- **Data shown**:

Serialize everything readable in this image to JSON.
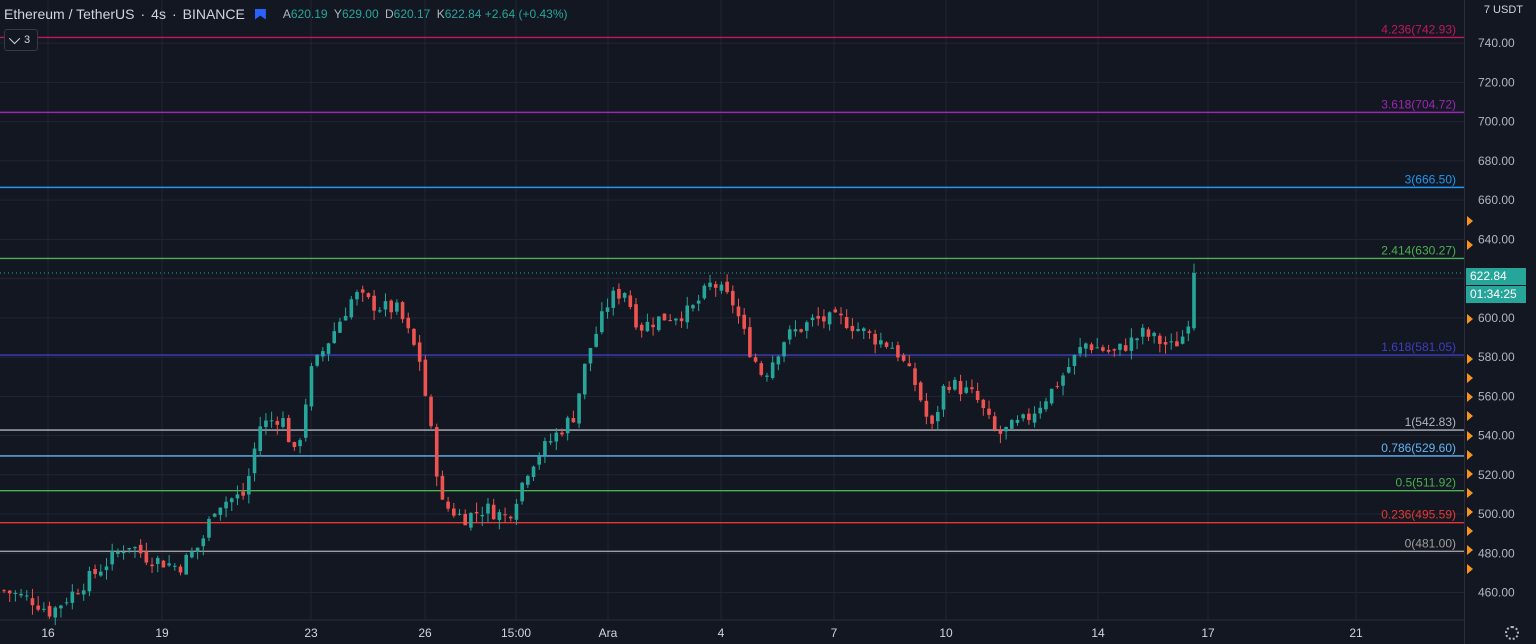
{
  "header": {
    "symbol": "Ethereum / TetherUS",
    "interval": "4s",
    "exchange": "BINANCE",
    "ohlc": {
      "a_label": "A",
      "a_value": "620.19",
      "y_label": "Y",
      "y_value": "629.00",
      "d_label": "D",
      "d_value": "620.17",
      "k_label": "K",
      "k_value": "622.84",
      "change": "+2.64 (+0.43%)"
    },
    "indicator_count": "3"
  },
  "price_scale": {
    "unit": "7 USDT",
    "current_price": "622.84",
    "countdown": "01:34:25"
  },
  "colors": {
    "background": "#131722",
    "grid": "#222632",
    "up": "#26a69a",
    "down": "#ef5350",
    "tag": "#26a69a",
    "alert": "#f7931a"
  },
  "icons": [
    "flag-icon",
    "chevron-down-icon",
    "settings-gear-icon",
    "alert-marker-icon"
  ],
  "chart_data": {
    "type": "candlestick",
    "title": "Ethereum / TetherUS",
    "ylabel": "USDT",
    "ylim": [
      446,
      762
    ],
    "grid": true,
    "yticks": [
      "740.00",
      "720.00",
      "700.00",
      "680.00",
      "660.00",
      "640.00",
      "620.00",
      "600.00",
      "580.00",
      "560.00",
      "540.00",
      "520.00",
      "500.00",
      "480.00",
      "460.00"
    ],
    "xticks": [
      "16",
      "19",
      "23",
      "26",
      "15:00",
      "Ara",
      "4",
      "7",
      "10",
      "14",
      "17",
      "21"
    ],
    "fib_levels": [
      {
        "label": "4.236(742.93)",
        "price": 742.93,
        "color": "#c2185b"
      },
      {
        "label": "3.618(704.72)",
        "price": 704.72,
        "color": "#9c27b0"
      },
      {
        "label": "3(666.50)",
        "price": 666.5,
        "color": "#2196f3"
      },
      {
        "label": "2.414(630.27)",
        "price": 630.27,
        "color": "#4caf50"
      },
      {
        "label": "1.618(581.05)",
        "price": 581.05,
        "color": "#3f3fbf"
      },
      {
        "label": "1(542.83)",
        "price": 542.83,
        "color": "#b2b5be"
      },
      {
        "label": "0.786(529.60)",
        "price": 529.6,
        "color": "#64b5f6"
      },
      {
        "label": "0.5(511.92)",
        "price": 511.92,
        "color": "#4caf50"
      },
      {
        "label": "0.236(495.59)",
        "price": 495.59,
        "color": "#e53935"
      },
      {
        "label": "0(481.00)",
        "price": 481.0,
        "color": "#9e9e9e"
      }
    ],
    "current_price": 622.84,
    "series_anchors": [
      {
        "t": 0,
        "p": 461
      },
      {
        "t": 0.02,
        "p": 456
      },
      {
        "t": 0.032,
        "p": 450
      },
      {
        "t": 0.055,
        "p": 465
      },
      {
        "t": 0.085,
        "p": 485
      },
      {
        "t": 0.098,
        "p": 478
      },
      {
        "t": 0.12,
        "p": 473
      },
      {
        "t": 0.135,
        "p": 485
      },
      {
        "t": 0.145,
        "p": 505
      },
      {
        "t": 0.165,
        "p": 510
      },
      {
        "t": 0.175,
        "p": 545
      },
      {
        "t": 0.19,
        "p": 550
      },
      {
        "t": 0.2,
        "p": 528
      },
      {
        "t": 0.21,
        "p": 572
      },
      {
        "t": 0.24,
        "p": 612
      },
      {
        "t": 0.255,
        "p": 606
      },
      {
        "t": 0.27,
        "p": 604
      },
      {
        "t": 0.285,
        "p": 578
      },
      {
        "t": 0.3,
        "p": 505
      },
      {
        "t": 0.315,
        "p": 498
      },
      {
        "t": 0.33,
        "p": 503
      },
      {
        "t": 0.345,
        "p": 498
      },
      {
        "t": 0.36,
        "p": 525
      },
      {
        "t": 0.375,
        "p": 538
      },
      {
        "t": 0.39,
        "p": 550
      },
      {
        "t": 0.4,
        "p": 582
      },
      {
        "t": 0.415,
        "p": 610
      },
      {
        "t": 0.425,
        "p": 614
      },
      {
        "t": 0.435,
        "p": 595
      },
      {
        "t": 0.45,
        "p": 600
      },
      {
        "t": 0.47,
        "p": 603
      },
      {
        "t": 0.485,
        "p": 618
      },
      {
        "t": 0.5,
        "p": 607
      },
      {
        "t": 0.51,
        "p": 585
      },
      {
        "t": 0.52,
        "p": 570
      },
      {
        "t": 0.535,
        "p": 590
      },
      {
        "t": 0.555,
        "p": 599
      },
      {
        "t": 0.575,
        "p": 599
      },
      {
        "t": 0.595,
        "p": 590
      },
      {
        "t": 0.61,
        "p": 585
      },
      {
        "t": 0.625,
        "p": 565
      },
      {
        "t": 0.635,
        "p": 542
      },
      {
        "t": 0.645,
        "p": 568
      },
      {
        "t": 0.665,
        "p": 560
      },
      {
        "t": 0.68,
        "p": 540
      },
      {
        "t": 0.7,
        "p": 548
      },
      {
        "t": 0.72,
        "p": 565
      },
      {
        "t": 0.74,
        "p": 587
      },
      {
        "t": 0.76,
        "p": 582
      },
      {
        "t": 0.78,
        "p": 592
      },
      {
        "t": 0.8,
        "p": 585
      },
      {
        "t": 0.81,
        "p": 593
      },
      {
        "t": 0.815,
        "p": 622.84
      }
    ]
  }
}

- **Written request**: Ascertain the number of lines in the entries that include the word "Ethereum", and report only that number.

- **Correct response**: 2